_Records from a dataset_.
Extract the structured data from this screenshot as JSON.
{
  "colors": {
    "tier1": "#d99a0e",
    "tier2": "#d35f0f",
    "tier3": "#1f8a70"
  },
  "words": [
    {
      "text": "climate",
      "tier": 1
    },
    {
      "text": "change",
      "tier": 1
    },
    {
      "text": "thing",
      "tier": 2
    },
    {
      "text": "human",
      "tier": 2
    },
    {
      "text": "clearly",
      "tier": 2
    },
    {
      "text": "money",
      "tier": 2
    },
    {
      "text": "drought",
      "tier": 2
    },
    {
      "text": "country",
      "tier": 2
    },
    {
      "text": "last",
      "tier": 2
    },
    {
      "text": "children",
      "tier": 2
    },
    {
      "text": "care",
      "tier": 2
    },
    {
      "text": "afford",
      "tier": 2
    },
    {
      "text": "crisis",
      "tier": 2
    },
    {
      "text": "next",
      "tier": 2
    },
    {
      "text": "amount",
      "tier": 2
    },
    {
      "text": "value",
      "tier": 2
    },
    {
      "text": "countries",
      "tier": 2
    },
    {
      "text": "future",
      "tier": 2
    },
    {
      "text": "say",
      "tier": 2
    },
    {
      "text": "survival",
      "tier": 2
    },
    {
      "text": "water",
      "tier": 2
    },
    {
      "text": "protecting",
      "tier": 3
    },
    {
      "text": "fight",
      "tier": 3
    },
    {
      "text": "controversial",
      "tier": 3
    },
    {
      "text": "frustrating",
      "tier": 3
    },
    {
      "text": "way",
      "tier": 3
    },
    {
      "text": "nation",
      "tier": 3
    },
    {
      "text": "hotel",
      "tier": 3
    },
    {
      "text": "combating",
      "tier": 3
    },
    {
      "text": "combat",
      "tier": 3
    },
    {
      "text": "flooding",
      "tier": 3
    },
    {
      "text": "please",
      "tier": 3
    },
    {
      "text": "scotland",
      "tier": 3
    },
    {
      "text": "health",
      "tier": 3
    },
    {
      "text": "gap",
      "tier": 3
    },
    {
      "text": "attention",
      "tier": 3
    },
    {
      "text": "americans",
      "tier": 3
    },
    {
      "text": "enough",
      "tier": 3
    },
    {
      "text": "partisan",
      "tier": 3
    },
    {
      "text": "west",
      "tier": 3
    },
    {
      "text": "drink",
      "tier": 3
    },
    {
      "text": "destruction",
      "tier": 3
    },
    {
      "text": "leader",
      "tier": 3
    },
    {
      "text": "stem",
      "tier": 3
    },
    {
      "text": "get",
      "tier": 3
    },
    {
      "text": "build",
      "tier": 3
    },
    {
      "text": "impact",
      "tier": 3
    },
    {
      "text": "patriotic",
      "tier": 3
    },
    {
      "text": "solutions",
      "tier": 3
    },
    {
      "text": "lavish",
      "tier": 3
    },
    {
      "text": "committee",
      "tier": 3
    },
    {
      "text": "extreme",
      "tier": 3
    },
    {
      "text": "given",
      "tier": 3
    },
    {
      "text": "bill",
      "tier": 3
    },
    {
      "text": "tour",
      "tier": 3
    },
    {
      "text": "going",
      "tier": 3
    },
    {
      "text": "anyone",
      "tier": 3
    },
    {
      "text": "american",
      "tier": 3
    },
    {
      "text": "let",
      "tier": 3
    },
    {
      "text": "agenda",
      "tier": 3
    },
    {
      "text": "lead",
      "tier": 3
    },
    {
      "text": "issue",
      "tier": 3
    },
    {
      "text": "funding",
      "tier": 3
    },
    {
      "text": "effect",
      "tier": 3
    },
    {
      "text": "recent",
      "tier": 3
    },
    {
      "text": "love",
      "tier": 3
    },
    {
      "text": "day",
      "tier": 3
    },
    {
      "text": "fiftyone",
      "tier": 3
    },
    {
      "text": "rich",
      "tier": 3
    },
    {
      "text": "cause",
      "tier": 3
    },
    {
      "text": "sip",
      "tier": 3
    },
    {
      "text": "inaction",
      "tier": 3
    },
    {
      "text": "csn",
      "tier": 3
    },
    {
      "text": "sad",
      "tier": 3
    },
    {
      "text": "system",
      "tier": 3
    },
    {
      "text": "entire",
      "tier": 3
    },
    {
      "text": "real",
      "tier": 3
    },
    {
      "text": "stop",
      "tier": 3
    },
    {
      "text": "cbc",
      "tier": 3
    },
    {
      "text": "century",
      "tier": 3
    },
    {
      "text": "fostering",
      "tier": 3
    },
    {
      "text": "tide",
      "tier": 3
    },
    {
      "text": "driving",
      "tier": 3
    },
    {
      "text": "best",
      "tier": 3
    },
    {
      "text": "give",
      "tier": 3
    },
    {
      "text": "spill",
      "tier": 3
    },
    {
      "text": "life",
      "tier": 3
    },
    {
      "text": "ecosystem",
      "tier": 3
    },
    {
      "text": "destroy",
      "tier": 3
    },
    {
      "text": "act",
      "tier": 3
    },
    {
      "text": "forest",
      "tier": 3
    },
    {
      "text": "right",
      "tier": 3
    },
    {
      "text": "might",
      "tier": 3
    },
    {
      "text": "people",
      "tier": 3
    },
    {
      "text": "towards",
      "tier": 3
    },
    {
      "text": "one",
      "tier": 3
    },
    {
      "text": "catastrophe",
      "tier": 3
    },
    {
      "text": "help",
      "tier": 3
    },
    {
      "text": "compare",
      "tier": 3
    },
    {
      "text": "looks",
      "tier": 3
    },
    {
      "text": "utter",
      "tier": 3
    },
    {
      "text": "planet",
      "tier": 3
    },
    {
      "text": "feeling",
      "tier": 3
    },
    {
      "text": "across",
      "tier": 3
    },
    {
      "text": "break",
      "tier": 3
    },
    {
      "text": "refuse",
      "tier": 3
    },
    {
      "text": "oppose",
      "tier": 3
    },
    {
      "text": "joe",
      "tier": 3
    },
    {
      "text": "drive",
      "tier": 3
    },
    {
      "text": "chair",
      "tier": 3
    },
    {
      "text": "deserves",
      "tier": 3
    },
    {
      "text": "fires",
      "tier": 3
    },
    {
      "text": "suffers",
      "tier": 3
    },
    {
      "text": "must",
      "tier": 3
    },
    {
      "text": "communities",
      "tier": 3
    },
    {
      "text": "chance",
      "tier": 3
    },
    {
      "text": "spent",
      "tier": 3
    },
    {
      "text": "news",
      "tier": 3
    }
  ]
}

_Aim_.
Write out the material from the first line to the last, exactly.

_Final answer_.
Extract the structured data from this screenshot as JSON.
{
  "colors": {
    "tier1": "#d99a0e",
    "tier2": "#d35f0f",
    "tier3": "#1f8a70"
  },
  "words": [
    {
      "text": "climate",
      "tier": 1
    },
    {
      "text": "change",
      "tier": 1
    },
    {
      "text": "thing",
      "tier": 2
    },
    {
      "text": "human",
      "tier": 2
    },
    {
      "text": "clearly",
      "tier": 2
    },
    {
      "text": "money",
      "tier": 2
    },
    {
      "text": "drought",
      "tier": 2
    },
    {
      "text": "country",
      "tier": 2
    },
    {
      "text": "last",
      "tier": 2
    },
    {
      "text": "children",
      "tier": 2
    },
    {
      "text": "care",
      "tier": 2
    },
    {
      "text": "afford",
      "tier": 2
    },
    {
      "text": "crisis",
      "tier": 2
    },
    {
      "text": "next",
      "tier": 2
    },
    {
      "text": "amount",
      "tier": 2
    },
    {
      "text": "value",
      "tier": 2
    },
    {
      "text": "countries",
      "tier": 2
    },
    {
      "text": "future",
      "tier": 2
    },
    {
      "text": "say",
      "tier": 2
    },
    {
      "text": "survival",
      "tier": 2
    },
    {
      "text": "water",
      "tier": 2
    },
    {
      "text": "protecting",
      "tier": 3
    },
    {
      "text": "fight",
      "tier": 3
    },
    {
      "text": "controversial",
      "tier": 3
    },
    {
      "text": "frustrating",
      "tier": 3
    },
    {
      "text": "way",
      "tier": 3
    },
    {
      "text": "nation",
      "tier": 3
    },
    {
      "text": "hotel",
      "tier": 3
    },
    {
      "text": "combating",
      "tier": 3
    },
    {
      "text": "combat",
      "tier": 3
    },
    {
      "text": "flooding",
      "tier": 3
    },
    {
      "text": "please",
      "tier": 3
    },
    {
      "text": "scotland",
      "tier": 3
    },
    {
      "text": "health",
      "tier": 3
    },
    {
      "text": "gap",
      "tier": 3
    },
    {
      "text": "attention",
      "tier": 3
    },
    {
      "text": "americans",
      "tier": 3
    },
    {
      "text": "enough",
      "tier": 3
    },
    {
      "text": "partisan",
      "tier": 3
    },
    {
      "text": "west",
      "tier": 3
    },
    {
      "text": "drink",
      "tier": 3
    },
    {
      "text": "destruction",
      "tier": 3
    },
    {
      "text": "leader",
      "tier": 3
    },
    {
      "text": "stem",
      "tier": 3
    },
    {
      "text": "get",
      "tier": 3
    },
    {
      "text": "build",
      "tier": 3
    },
    {
      "text": "impact",
      "tier": 3
    },
    {
      "text": "patriotic",
      "tier": 3
    },
    {
      "text": "solutions",
      "tier": 3
    },
    {
      "text": "lavish",
      "tier": 3
    },
    {
      "text": "committee",
      "tier": 3
    },
    {
      "text": "extreme",
      "tier": 3
    },
    {
      "text": "given",
      "tier": 3
    },
    {
      "text": "bill",
      "tier": 3
    },
    {
      "text": "tour",
      "tier": 3
    },
    {
      "text": "going",
      "tier": 3
    },
    {
      "text": "anyone",
      "tier": 3
    },
    {
      "text": "american",
      "tier": 3
    },
    {
      "text": "let",
      "tier": 3
    },
    {
      "text": "agenda",
      "tier": 3
    },
    {
      "text": "lead",
      "tier": 3
    },
    {
      "text": "issue",
      "tier": 3
    },
    {
      "text": "funding",
      "tier": 3
    },
    {
      "text": "effect",
      "tier": 3
    },
    {
      "text": "recent",
      "tier": 3
    },
    {
      "text": "love",
      "tier": 3
    },
    {
      "text": "day",
      "tier": 3
    },
    {
      "text": "fiftyone",
      "tier": 3
    },
    {
      "text": "rich",
      "tier": 3
    },
    {
      "text": "cause",
      "tier": 3
    },
    {
      "text": "sip",
      "tier": 3
    },
    {
      "text": "inaction",
      "tier": 3
    },
    {
      "text": "csn",
      "tier": 3
    },
    {
      "text": "sad",
      "tier": 3
    },
    {
      "text": "system",
      "tier": 3
    },
    {
      "text": "entire",
      "tier": 3
    },
    {
      "text": "real",
      "tier": 3
    },
    {
      "text": "stop",
      "tier": 3
    },
    {
      "text": "cbc",
      "tier": 3
    },
    {
      "text": "century",
      "tier": 3
    },
    {
      "text": "fostering",
      "tier": 3
    },
    {
      "text": "tide",
      "tier": 3
    },
    {
      "text": "driving",
      "tier": 3
    },
    {
      "text": "best",
      "tier": 3
    },
    {
      "text": "give",
      "tier": 3
    },
    {
      "text": "spill",
      "tier": 3
    },
    {
      "text": "life",
      "tier": 3
    },
    {
      "text": "ecosystem",
      "tier": 3
    },
    {
      "text": "destroy",
      "tier": 3
    },
    {
      "text": "act",
      "tier": 3
    },
    {
      "text": "forest",
      "tier": 3
    },
    {
      "text": "right",
      "tier": 3
    },
    {
      "text": "might",
      "tier": 3
    },
    {
      "text": "people",
      "tier": 3
    },
    {
      "text": "towards",
      "tier": 3
    },
    {
      "text": "one",
      "tier": 3
    },
    {
      "text": "catastrophe",
      "tier": 3
    },
    {
      "text": "help",
      "tier": 3
    },
    {
      "text": "compare",
      "tier": 3
    },
    {
      "text": "looks",
      "tier": 3
    },
    {
      "text": "utter",
      "tier": 3
    },
    {
      "text": "planet",
      "tier": 3
    },
    {
      "text": "feeling",
      "tier": 3
    },
    {
      "text": "across",
      "tier": 3
    },
    {
      "text": "break",
      "tier": 3
    },
    {
      "text": "refuse",
      "tier": 3
    },
    {
      "text": "oppose",
      "tier": 3
    },
    {
      "text": "joe",
      "tier": 3
    },
    {
      "text": "drive",
      "tier": 3
    },
    {
      "text": "chair",
      "tier": 3
    },
    {
      "text": "deserves",
      "tier": 3
    },
    {
      "text": "fires",
      "tier": 3
    },
    {
      "text": "suffers",
      "tier": 3
    },
    {
      "text": "must",
      "tier": 3
    },
    {
      "text": "communities",
      "tier": 3
    },
    {
      "text": "chance",
      "tier": 3
    },
    {
      "text": "spent",
      "tier": 3
    },
    {
      "text": "news",
      "tier": 3
    }
  ]
}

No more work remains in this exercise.